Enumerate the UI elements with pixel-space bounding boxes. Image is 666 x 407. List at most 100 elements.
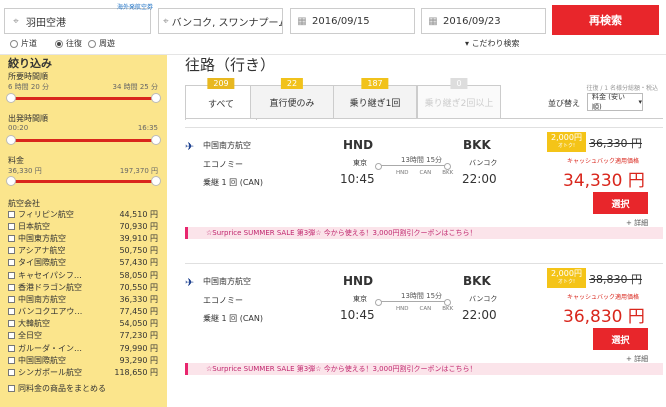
tab-direct-only[interactable]: 22 直行便のみ: [250, 78, 334, 119]
sort-select[interactable]: 料金 (安い順) ▾: [587, 93, 643, 111]
price-slider[interactable]: [6, 176, 161, 186]
promo-banner[interactable]: ☆Surprice SUMMER SALE 第3弾☆ 今から使える！3,000円…: [185, 363, 663, 375]
checkbox[interactable]: [8, 259, 15, 267]
advanced-search-link[interactable]: ▾ こだわり検索: [465, 38, 520, 49]
group-same-price-option[interactable]: 同料金の商品をまとめる: [8, 383, 158, 395]
duration-slider[interactable]: [6, 93, 161, 103]
select-button[interactable]: 選択: [593, 192, 648, 214]
stop-code: CAN: [419, 170, 432, 176]
checkbox[interactable]: [8, 320, 15, 328]
route-line: [375, 163, 451, 170]
slider-handle-min[interactable]: [6, 93, 16, 103]
checkbox[interactable]: [8, 356, 15, 364]
departure-city: 東京: [353, 295, 367, 303]
airline-filter-item[interactable]: 香港ドラゴン航空 70,550 円: [8, 281, 158, 293]
price-filter-label: 料金: [8, 156, 24, 165]
chevron-down-icon: ▾: [638, 98, 642, 106]
promo-banner[interactable]: ☆Surprice SUMMER SALE 第3弾☆ 今から使える！3,000円…: [185, 227, 663, 239]
tab-all[interactable]: 209 すべて: [185, 78, 257, 120]
airline-filter-item[interactable]: キャセイパシフ… 58,050 円: [8, 269, 158, 281]
overseas-departure-link[interactable]: 海外発航空券: [117, 2, 153, 11]
airline-min-price: 50,750 円: [119, 246, 158, 256]
tabs-divider: [185, 118, 663, 119]
transfer-info: 乗継 1 回 (CAN): [203, 178, 264, 187]
checkbox[interactable]: [8, 283, 15, 291]
origin-field[interactable]: ⌖ 羽田空港: [4, 8, 151, 34]
trip-type-roundtrip[interactable]: 往復: [55, 38, 82, 49]
checkbox[interactable]: [8, 385, 15, 393]
checkbox[interactable]: [8, 222, 15, 230]
checkbox[interactable]: [8, 308, 15, 316]
checkbox[interactable]: [8, 369, 15, 377]
airline-filter-item[interactable]: タイ国際航空 57,430 円: [8, 257, 158, 269]
slider-handle-max[interactable]: [151, 135, 161, 145]
calendar-icon: ▦: [297, 15, 307, 27]
duration-max: 34 時間 25 分: [112, 83, 159, 91]
departure-airport-code: HND: [343, 274, 374, 288]
location-pin-icon: ⌖: [163, 15, 169, 27]
airline-name: 中国東方航空: [18, 233, 66, 243]
sort-label: 並び替え: [548, 99, 580, 108]
tab-one-transfer[interactable]: 187 乗り継ぎ1回: [333, 78, 417, 119]
duration-filter-label: 所要時間順: [8, 72, 48, 81]
airline-filter-item[interactable]: 全日空 77,230 円: [8, 330, 158, 342]
cabin-class: エコノミー: [203, 160, 243, 169]
airline-filter-item[interactable]: 中国南方航空 36,330 円: [8, 293, 158, 305]
airline-name: 中国南方航空: [203, 141, 251, 150]
price-basis-note: 往復 / 1 名様分総額・税込: [586, 85, 658, 92]
route-line: [375, 299, 451, 306]
slider-handle-max[interactable]: [151, 176, 161, 186]
depart-date-field[interactable]: ▦ 2016/09/15: [290, 8, 415, 34]
airline-filter-item[interactable]: シンガポール航空 118,650 円: [8, 366, 158, 378]
select-button[interactable]: 選択: [593, 328, 648, 350]
trip-type-oneway[interactable]: 片道: [10, 38, 37, 49]
destination-field[interactable]: ⌖ バンコク, スワンナプーム国際: [158, 8, 283, 34]
checkbox[interactable]: [8, 234, 15, 242]
tab-two-plus-transfers[interactable]: 0 乗り継ぎ2回以上: [417, 78, 501, 119]
original-price: 38,830 円: [589, 273, 642, 286]
airline-name: キャセイパシフ…: [18, 270, 82, 280]
airline-filter-item[interactable]: フィリピン航空 44,510 円: [8, 208, 158, 220]
trip-type-multicity[interactable]: 周遊: [88, 38, 115, 49]
radio-multicity[interactable]: [88, 39, 96, 48]
route-stops: HND CAN BKK: [396, 170, 453, 176]
slider-handle-min[interactable]: [6, 176, 16, 186]
airline-filter-item[interactable]: 日本航空 70,930 円: [8, 220, 158, 232]
tab-count-badge: 209: [207, 78, 235, 89]
radio-roundtrip[interactable]: [55, 39, 63, 48]
slider-handle-max[interactable]: [151, 93, 161, 103]
flight-result-card: ✈ 中国南方航空 エコノミー 乗継 1 回 (CAN) HND BKK 東京 1…: [185, 263, 663, 389]
airline-filter-item[interactable]: 中国国際航空 93,290 円: [8, 354, 158, 366]
research-button[interactable]: 再検索: [552, 5, 659, 35]
cashback-label: キャッシュバック適用価格: [567, 158, 640, 165]
radio-oneway[interactable]: [10, 39, 18, 48]
airline-name: 香港ドラゴン航空: [18, 282, 82, 292]
checkbox[interactable]: [8, 271, 15, 279]
checkbox[interactable]: [8, 210, 15, 218]
airline-filter-item[interactable]: アシアナ航空 50,750 円: [8, 245, 158, 257]
airline-filter-item[interactable]: ガルーダ・イン… 79,990 円: [8, 342, 158, 354]
original-price: 36,330 円: [589, 137, 642, 150]
arrival-airport-code: BKK: [463, 274, 491, 288]
slider-handle-min[interactable]: [6, 135, 16, 145]
stop-code: BKK: [442, 170, 454, 176]
checkbox[interactable]: [8, 295, 15, 303]
depart-date-value: 2016/09/15: [312, 15, 370, 27]
airline-filter-item[interactable]: バンコクエアウ… 77,450 円: [8, 306, 158, 318]
checkbox[interactable]: [8, 332, 15, 340]
airline-filter-item[interactable]: 中国東方航空 39,910 円: [8, 232, 158, 244]
route-stops: HND CAN BKK: [396, 306, 453, 312]
discount-amount: 2,000円: [551, 133, 582, 142]
return-date-field[interactable]: ▦ 2016/09/23: [421, 8, 546, 34]
airline-name: 大韓航空: [18, 319, 50, 329]
checkbox[interactable]: [8, 344, 15, 352]
search-bar: ⌖ 羽田空港 海外発航空券 ⌖ バンコク, スワンナプーム国際 ▦ 2016/0…: [0, 0, 666, 55]
flight-result-card: ✈ 中国南方航空 エコノミー 乗継 1 回 (CAN) HND BKK 東京 1…: [185, 127, 663, 253]
destination-value: バンコク, スワンナプーム国際: [171, 17, 282, 29]
departure-slider[interactable]: [6, 135, 161, 145]
airline-filter-item[interactable]: 大韓航空 54,050 円: [8, 318, 158, 330]
airline-min-price: 93,290 円: [119, 355, 158, 365]
departure-time: 10:45: [340, 172, 375, 186]
checkbox[interactable]: [8, 247, 15, 255]
flight-duration: 13時間 15分: [401, 292, 443, 300]
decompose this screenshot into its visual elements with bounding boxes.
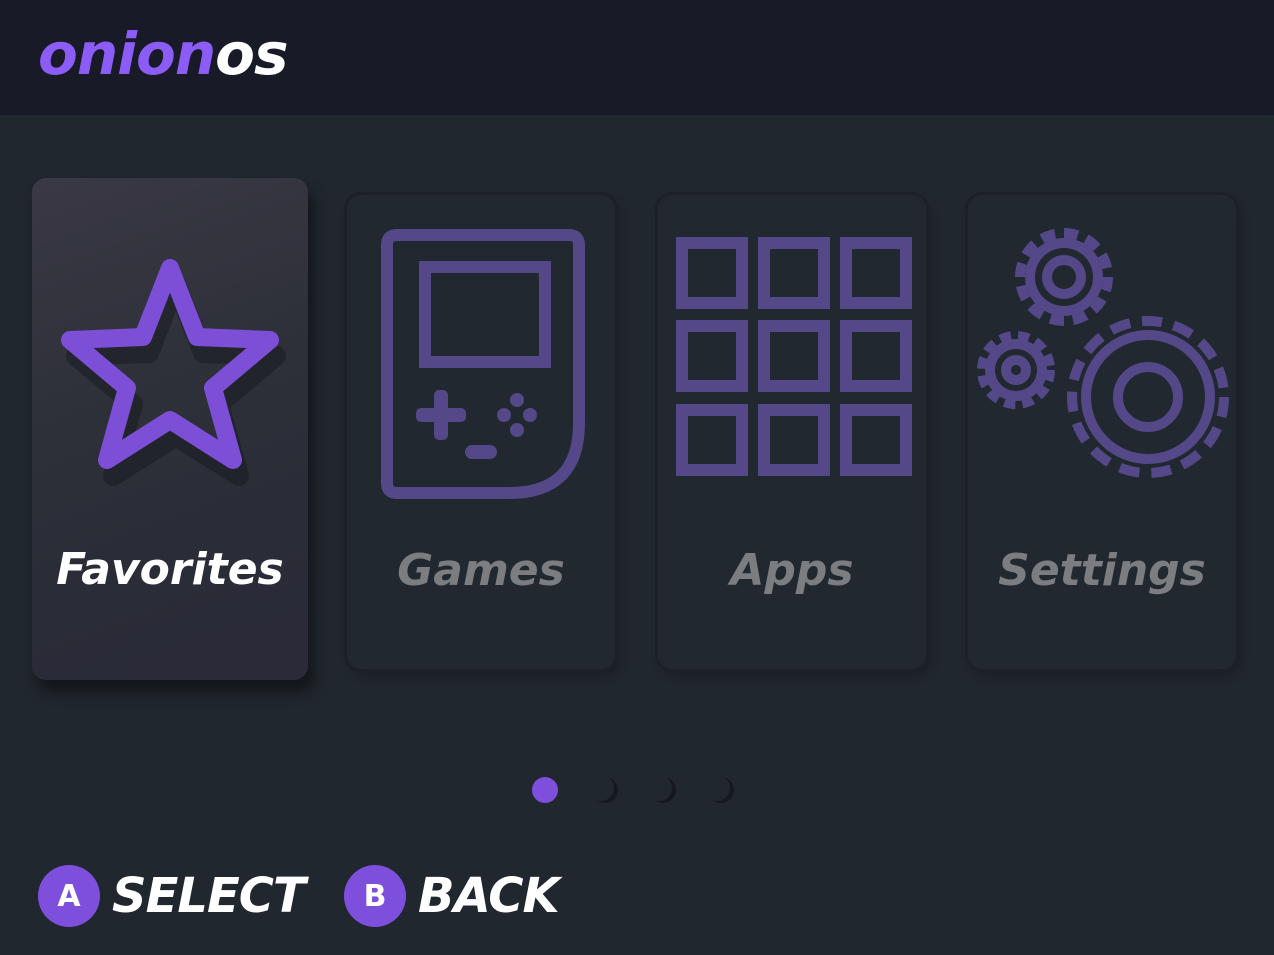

Requirement » Reproduce word for word the lines in the items above, starting at the line containing "tab-direct-only[interactable]: 22 直行便のみ: [250, 78, 334, 119]" and ending at the line containing "checkbox[interactable]: [8, 308, 15, 316]". Include both of those lines.

Task output »
tab-direct-only[interactable]: 22 直行便のみ: [250, 78, 334, 119]
sort-select[interactable]: 料金 (安い順) ▾: [587, 93, 643, 111]
price-slider[interactable]: [6, 176, 161, 186]
promo-banner[interactable]: ☆Surprice SUMMER SALE 第3弾☆ 今から使える！3,000円…: [185, 363, 663, 375]
checkbox[interactable]: [8, 259, 15, 267]
advanced-search-link[interactable]: ▾ こだわり検索: [465, 38, 520, 49]
group-same-price-option[interactable]: 同料金の商品をまとめる: [8, 383, 158, 395]
duration-slider[interactable]: [6, 93, 161, 103]
select-button[interactable]: 選択: [593, 192, 648, 214]
stop-code: CAN: [419, 170, 432, 176]
checkbox[interactable]: [8, 320, 15, 328]
route-line: [375, 163, 451, 170]
slider-handle-min[interactable]: [6, 93, 16, 103]
checkbox[interactable]: [8, 356, 15, 364]
departure-city: 東京: [353, 295, 367, 303]
airline-filter-item[interactable]: 香港ドラゴン航空 70,550 円: [8, 281, 158, 293]
price-filter-label: 料金: [8, 156, 24, 165]
chevron-down-icon: ▾: [638, 98, 642, 106]
promo-banner[interactable]: ☆Surprice SUMMER SALE 第3弾☆ 今から使える！3,000円…: [185, 227, 663, 239]
tab-all[interactable]: 209 すべて: [185, 78, 257, 120]
airline-filter-item[interactable]: キャセイパシフ… 58,050 円: [8, 269, 158, 281]
overseas-departure-link[interactable]: 海外発航空券: [117, 2, 153, 11]
airline-min-price: 50,750 円: [119, 246, 158, 256]
tabs-divider: [185, 118, 663, 119]
transfer-info: 乗継 1 回 (CAN): [203, 178, 264, 187]
checkbox[interactable]: [8, 283, 15, 291]
origin-field[interactable]: ⌖ 羽田空港: [4, 8, 151, 34]
trip-type-roundtrip[interactable]: 往復: [55, 38, 82, 49]
checkbox[interactable]: [8, 385, 15, 393]
checkbox[interactable]: [8, 222, 15, 230]
checkbox[interactable]: [8, 308, 15, 316]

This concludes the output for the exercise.